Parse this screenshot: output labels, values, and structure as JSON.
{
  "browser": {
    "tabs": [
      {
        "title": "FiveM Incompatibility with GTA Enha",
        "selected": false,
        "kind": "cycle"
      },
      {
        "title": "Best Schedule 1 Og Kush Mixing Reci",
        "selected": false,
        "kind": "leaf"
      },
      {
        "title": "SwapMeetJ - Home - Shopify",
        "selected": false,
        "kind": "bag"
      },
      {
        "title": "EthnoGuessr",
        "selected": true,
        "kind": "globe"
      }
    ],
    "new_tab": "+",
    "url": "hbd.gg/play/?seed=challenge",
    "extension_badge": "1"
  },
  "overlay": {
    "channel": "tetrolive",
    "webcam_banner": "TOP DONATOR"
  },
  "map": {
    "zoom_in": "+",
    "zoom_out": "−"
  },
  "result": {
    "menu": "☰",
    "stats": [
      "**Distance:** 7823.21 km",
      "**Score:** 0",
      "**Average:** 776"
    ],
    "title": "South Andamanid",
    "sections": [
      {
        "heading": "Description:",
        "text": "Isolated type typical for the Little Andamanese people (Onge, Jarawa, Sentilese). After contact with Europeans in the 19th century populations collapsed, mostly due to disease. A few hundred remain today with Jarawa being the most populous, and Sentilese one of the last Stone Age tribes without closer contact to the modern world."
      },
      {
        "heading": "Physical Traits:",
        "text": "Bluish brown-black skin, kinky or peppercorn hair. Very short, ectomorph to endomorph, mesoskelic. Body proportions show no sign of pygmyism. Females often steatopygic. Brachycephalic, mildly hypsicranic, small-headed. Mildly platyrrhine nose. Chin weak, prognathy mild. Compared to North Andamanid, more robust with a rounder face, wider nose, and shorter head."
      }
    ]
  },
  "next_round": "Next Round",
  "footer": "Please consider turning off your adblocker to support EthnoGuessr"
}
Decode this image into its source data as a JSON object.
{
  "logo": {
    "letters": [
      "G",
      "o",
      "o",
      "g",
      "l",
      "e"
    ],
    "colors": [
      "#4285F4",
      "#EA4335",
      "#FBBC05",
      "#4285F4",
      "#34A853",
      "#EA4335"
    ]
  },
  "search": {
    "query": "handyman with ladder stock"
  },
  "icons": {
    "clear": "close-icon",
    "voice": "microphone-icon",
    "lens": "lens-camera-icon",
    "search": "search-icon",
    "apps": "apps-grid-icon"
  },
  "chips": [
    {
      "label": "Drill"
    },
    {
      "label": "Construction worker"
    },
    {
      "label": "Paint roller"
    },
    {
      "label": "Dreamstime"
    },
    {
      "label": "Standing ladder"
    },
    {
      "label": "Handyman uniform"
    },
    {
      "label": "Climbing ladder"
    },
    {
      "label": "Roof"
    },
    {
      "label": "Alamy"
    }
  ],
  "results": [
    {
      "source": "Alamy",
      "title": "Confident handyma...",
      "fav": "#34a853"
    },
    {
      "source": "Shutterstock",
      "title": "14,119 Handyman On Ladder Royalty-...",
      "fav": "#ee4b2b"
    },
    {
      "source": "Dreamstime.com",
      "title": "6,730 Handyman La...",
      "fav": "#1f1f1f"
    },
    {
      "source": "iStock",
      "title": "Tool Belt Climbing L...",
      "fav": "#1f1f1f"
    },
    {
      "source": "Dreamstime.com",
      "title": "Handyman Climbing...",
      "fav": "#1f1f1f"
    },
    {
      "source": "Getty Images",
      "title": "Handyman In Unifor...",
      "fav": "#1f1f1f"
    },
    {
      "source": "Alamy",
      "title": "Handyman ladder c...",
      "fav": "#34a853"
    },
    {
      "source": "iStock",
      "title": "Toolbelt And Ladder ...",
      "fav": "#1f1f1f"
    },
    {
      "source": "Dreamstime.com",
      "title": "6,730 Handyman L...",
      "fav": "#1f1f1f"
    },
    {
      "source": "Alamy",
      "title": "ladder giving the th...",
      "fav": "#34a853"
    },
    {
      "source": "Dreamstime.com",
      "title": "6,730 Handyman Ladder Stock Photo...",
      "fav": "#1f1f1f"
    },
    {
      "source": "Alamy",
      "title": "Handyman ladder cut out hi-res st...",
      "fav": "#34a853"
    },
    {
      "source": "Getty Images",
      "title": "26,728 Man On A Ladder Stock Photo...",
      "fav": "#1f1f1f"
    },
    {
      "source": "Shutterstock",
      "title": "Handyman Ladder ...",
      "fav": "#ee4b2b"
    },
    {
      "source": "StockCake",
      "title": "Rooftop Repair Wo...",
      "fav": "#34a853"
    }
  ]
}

Set task - Gather each line of the listing that holds the string "with".

Result of this task -
        "title": "FiveM Incompatibility with GTA Enha",
        "text": "Isolated type typical for the Little Andamanese people (Onge, Jarawa, Sentilese). After contact with Europeans in the 19th century populations collapsed, mostly due to disease. A few hundred remain today with Jarawa being the most populous, and Sentilese one of the last Stone Age tribes without closer contact to the modern world."
        "text": "Bluish brown-black skin, kinky or peppercorn hair. Very short, ectomorph to endomorph, mesoskelic. Body proportions show no sign of pygmyism. Females often steatopygic. Brachycephalic, mildly hypsicranic, small-headed. Mildly platyrrhine nose. Chin weak, prognathy mild. Compared to North Andamanid, more robust with a rounder face, wider nose, and shorter head."
    "query": "handyman with ladder stock"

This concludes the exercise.